[Start of Source material]

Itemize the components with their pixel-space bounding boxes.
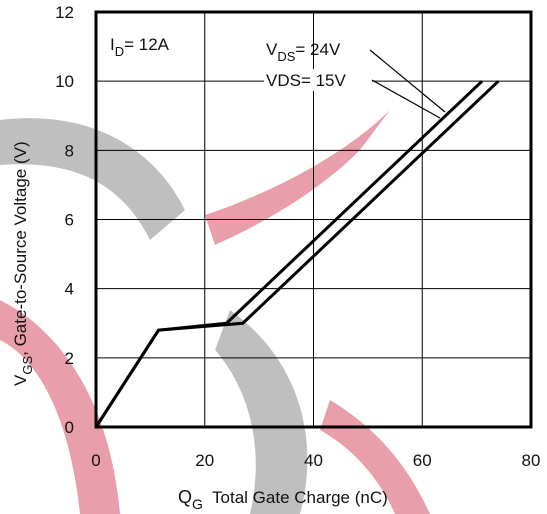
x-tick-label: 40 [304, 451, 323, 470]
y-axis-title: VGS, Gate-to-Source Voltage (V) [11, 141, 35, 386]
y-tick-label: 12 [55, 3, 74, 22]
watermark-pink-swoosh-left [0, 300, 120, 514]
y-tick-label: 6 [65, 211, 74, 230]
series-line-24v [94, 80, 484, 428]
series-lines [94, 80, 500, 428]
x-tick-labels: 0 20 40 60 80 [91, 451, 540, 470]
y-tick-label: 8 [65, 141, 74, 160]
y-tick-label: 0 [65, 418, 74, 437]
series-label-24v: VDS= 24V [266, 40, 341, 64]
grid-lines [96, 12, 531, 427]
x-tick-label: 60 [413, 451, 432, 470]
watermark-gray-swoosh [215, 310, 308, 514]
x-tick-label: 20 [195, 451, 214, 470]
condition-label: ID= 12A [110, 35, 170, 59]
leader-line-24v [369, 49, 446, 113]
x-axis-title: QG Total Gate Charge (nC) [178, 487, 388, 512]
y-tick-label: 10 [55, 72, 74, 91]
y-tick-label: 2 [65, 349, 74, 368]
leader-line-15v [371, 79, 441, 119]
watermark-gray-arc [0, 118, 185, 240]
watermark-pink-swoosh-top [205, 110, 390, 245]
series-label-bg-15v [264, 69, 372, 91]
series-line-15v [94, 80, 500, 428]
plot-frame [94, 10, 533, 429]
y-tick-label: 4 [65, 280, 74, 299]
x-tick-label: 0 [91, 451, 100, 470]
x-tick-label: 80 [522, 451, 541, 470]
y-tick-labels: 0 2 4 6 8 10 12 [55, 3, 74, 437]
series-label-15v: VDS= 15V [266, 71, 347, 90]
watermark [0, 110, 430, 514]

[End of Source material]
[Start of Source material]

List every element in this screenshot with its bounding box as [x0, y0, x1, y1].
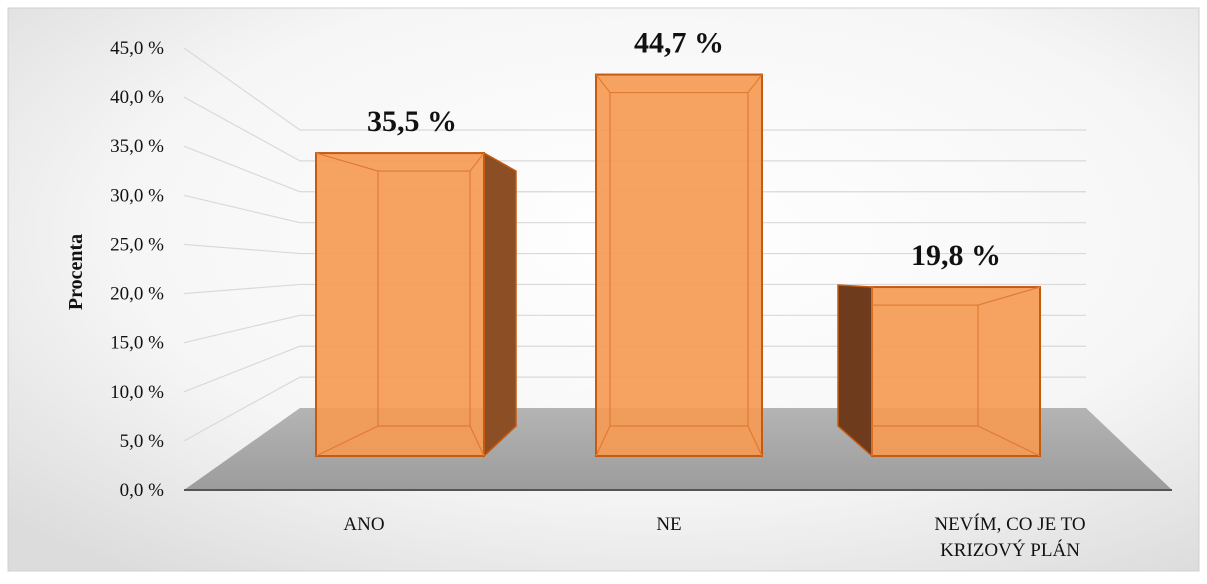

[End of Source material]

== Exercise task ==
Convert the rows from the line with "Itemize the components" to the line with "watermark [0, 110, 430, 514]" into a two-column CSV headed instruction and response, putting each row's request and its answer in one quoted field apiece with line breaks replaced by spaces. Leave the pictures out.

== Exercise response ==
instruction,response
"Itemize the components with their pixel-space bounding boxes.","x-tick-label: 40 [304, 451, 323, 470] y-axis-title: VGS, Gate-to-Source Voltage (V) [11, 141, 35, 386] y-tick-label: 12 [55, 3, 74, 22] watermark-pink-swoosh-left [0, 300, 120, 514] y-tick-label: 6 [65, 211, 74, 230] series-line-24v [94, 80, 484, 428] series-lines [94, 80, 500, 428] x-tick-labels: 0 20 40 60 80 [91, 451, 540, 470] y-tick-label: 8 [65, 141, 74, 160] y-tick-label: 0 [65, 418, 74, 437] series-label-24v: VDS= 24V [266, 40, 341, 64] grid-lines [96, 12, 531, 427] x-tick-label: 60 [413, 451, 432, 470] watermark-gray-swoosh [215, 310, 308, 514] x-tick-label: 20 [195, 451, 214, 470] condition-label: ID= 12A [110, 35, 170, 59] leader-line-24v [369, 49, 446, 113] x-axis-title: QG Total Gate Charge (nC) [178, 487, 388, 512] y-tick-label: 10 [55, 72, 74, 91] y-tick-label: 2 [65, 349, 74, 368] leader-line-15v [371, 79, 441, 119] watermark-gray-arc [0, 118, 185, 240] watermark-pink-swoosh-top [205, 110, 390, 245] series-label-bg-15v [264, 69, 372, 91] series-line-15v [94, 80, 500, 428] plot-frame [94, 10, 533, 429] y-tick-label: 4 [65, 280, 74, 299] x-tick-label: 0 [91, 451, 100, 470] x-tick-label: 80 [522, 451, 541, 470] y-tick-labels: 0 2 4 6 8 10 12 [55, 3, 74, 437] series-label-15v: VDS= 15V [266, 71, 347, 90] watermark [0, 110, 430, 514]"